[Records from a collection]
↓
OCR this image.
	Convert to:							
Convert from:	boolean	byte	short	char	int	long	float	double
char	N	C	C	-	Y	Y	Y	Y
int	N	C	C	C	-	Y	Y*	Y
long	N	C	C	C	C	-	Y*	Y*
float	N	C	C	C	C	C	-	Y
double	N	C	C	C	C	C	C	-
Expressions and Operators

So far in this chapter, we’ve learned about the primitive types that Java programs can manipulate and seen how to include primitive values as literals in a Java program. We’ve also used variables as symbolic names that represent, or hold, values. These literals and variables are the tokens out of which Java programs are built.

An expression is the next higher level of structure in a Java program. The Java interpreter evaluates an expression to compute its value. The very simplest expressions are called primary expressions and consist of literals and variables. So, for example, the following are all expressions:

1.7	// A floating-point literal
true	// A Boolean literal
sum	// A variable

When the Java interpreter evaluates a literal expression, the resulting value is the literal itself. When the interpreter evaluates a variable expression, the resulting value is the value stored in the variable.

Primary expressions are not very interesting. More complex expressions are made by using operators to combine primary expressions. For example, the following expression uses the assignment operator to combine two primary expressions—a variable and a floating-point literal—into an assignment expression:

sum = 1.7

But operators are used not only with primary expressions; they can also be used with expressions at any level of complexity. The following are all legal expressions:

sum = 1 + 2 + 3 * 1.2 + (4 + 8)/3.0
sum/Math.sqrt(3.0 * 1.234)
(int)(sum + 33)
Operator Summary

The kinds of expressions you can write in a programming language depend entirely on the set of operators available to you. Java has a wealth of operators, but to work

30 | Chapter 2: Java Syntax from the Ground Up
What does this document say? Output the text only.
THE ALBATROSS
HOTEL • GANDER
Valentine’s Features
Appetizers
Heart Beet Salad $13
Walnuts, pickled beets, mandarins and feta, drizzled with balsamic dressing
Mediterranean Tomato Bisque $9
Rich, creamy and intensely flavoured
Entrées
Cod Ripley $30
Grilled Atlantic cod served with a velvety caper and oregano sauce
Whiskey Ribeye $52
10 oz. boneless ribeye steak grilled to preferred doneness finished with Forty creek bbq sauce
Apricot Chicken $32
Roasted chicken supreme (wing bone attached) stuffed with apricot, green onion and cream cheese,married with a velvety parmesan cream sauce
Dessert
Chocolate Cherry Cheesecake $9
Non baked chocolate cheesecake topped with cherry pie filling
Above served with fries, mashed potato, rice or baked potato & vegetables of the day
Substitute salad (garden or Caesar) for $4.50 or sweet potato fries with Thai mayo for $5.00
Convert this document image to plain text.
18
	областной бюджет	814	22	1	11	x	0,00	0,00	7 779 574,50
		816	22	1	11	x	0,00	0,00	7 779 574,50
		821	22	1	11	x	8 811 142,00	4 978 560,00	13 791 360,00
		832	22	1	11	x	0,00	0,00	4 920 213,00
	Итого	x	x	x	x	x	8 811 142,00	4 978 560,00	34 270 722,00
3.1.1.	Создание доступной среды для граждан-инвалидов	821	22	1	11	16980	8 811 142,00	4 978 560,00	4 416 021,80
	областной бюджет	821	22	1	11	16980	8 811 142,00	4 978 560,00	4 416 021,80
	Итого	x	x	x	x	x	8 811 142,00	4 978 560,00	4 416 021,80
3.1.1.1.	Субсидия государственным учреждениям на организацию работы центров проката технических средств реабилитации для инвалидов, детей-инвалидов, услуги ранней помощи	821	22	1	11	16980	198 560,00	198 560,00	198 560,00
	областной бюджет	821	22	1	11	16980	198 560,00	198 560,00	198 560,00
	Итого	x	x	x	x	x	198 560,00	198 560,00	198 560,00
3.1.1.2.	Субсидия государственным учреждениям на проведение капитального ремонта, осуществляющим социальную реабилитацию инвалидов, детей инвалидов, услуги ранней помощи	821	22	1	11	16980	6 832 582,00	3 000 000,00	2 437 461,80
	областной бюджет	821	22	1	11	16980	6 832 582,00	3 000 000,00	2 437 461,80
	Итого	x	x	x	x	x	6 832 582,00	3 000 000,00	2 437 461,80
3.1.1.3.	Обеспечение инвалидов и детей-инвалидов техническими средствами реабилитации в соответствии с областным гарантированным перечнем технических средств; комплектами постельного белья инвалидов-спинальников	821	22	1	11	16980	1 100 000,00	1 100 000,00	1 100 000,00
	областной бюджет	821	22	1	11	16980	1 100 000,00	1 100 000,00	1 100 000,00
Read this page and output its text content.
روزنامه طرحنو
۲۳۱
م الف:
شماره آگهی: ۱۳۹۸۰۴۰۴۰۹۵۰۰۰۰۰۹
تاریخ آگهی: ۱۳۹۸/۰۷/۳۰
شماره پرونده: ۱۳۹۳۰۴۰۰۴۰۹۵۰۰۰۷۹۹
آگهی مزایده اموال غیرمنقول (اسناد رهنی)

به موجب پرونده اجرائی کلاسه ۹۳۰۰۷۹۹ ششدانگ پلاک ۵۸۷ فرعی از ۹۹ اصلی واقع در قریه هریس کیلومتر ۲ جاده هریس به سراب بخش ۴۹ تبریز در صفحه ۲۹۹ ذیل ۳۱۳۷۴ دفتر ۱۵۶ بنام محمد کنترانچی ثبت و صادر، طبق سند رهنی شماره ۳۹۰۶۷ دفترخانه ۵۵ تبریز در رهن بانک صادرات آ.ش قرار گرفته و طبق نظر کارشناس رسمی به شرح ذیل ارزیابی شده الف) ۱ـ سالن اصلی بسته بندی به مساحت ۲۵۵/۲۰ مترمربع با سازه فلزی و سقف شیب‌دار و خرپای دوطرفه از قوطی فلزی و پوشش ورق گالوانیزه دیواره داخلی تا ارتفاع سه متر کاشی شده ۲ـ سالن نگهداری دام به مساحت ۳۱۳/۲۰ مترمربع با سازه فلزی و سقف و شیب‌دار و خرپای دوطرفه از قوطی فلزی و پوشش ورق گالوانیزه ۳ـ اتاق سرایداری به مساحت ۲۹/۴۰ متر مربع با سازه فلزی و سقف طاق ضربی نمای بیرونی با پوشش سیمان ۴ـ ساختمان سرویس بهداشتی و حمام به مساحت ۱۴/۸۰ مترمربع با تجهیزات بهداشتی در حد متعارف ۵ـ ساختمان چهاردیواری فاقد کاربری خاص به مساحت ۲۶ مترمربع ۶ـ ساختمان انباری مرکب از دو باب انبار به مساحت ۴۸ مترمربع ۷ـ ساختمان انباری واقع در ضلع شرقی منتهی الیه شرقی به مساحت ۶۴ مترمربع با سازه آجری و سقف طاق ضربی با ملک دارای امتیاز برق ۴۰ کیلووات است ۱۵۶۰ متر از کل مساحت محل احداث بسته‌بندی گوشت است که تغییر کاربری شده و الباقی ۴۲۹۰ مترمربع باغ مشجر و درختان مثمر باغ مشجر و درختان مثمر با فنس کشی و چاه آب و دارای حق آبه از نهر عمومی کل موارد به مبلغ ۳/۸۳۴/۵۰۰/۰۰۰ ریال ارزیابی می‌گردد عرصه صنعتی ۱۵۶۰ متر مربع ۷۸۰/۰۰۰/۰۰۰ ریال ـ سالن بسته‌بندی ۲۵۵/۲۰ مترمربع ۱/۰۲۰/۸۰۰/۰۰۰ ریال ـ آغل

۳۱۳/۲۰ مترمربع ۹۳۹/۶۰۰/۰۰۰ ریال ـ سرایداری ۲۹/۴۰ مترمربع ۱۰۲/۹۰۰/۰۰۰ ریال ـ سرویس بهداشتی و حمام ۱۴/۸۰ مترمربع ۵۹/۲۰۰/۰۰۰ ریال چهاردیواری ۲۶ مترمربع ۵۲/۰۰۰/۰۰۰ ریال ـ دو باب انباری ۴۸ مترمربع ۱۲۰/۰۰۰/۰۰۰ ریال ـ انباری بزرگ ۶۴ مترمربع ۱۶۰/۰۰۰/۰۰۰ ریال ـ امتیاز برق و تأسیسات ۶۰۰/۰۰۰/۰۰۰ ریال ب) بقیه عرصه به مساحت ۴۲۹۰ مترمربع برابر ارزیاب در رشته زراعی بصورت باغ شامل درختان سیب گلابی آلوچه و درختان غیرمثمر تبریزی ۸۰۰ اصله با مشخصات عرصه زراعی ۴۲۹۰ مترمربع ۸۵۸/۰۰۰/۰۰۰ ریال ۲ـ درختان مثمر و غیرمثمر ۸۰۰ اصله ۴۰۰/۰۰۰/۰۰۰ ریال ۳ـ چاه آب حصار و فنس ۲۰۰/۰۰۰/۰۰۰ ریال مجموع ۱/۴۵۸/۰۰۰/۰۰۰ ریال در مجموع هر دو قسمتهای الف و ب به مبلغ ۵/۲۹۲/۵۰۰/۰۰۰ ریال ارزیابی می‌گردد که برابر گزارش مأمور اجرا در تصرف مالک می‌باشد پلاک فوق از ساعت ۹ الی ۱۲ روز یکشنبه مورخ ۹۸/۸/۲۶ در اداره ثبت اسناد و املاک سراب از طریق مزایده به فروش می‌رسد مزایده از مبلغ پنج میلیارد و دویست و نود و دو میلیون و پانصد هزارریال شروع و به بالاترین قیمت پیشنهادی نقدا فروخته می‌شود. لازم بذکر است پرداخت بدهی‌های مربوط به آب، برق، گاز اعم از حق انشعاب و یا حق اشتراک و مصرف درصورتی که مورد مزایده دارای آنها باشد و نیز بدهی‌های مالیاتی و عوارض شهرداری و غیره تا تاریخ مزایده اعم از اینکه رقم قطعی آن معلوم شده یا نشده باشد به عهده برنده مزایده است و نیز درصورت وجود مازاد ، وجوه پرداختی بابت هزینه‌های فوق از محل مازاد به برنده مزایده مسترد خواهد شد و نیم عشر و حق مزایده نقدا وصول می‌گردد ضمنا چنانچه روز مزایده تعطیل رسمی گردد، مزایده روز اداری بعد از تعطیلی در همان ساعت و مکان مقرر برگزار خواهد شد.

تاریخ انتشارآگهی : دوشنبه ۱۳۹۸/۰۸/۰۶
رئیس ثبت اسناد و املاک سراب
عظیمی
↑
■ Aim of the task
Find every line with "velvety" in the listing and state how many there are, nothing else.

■ Exercise output
2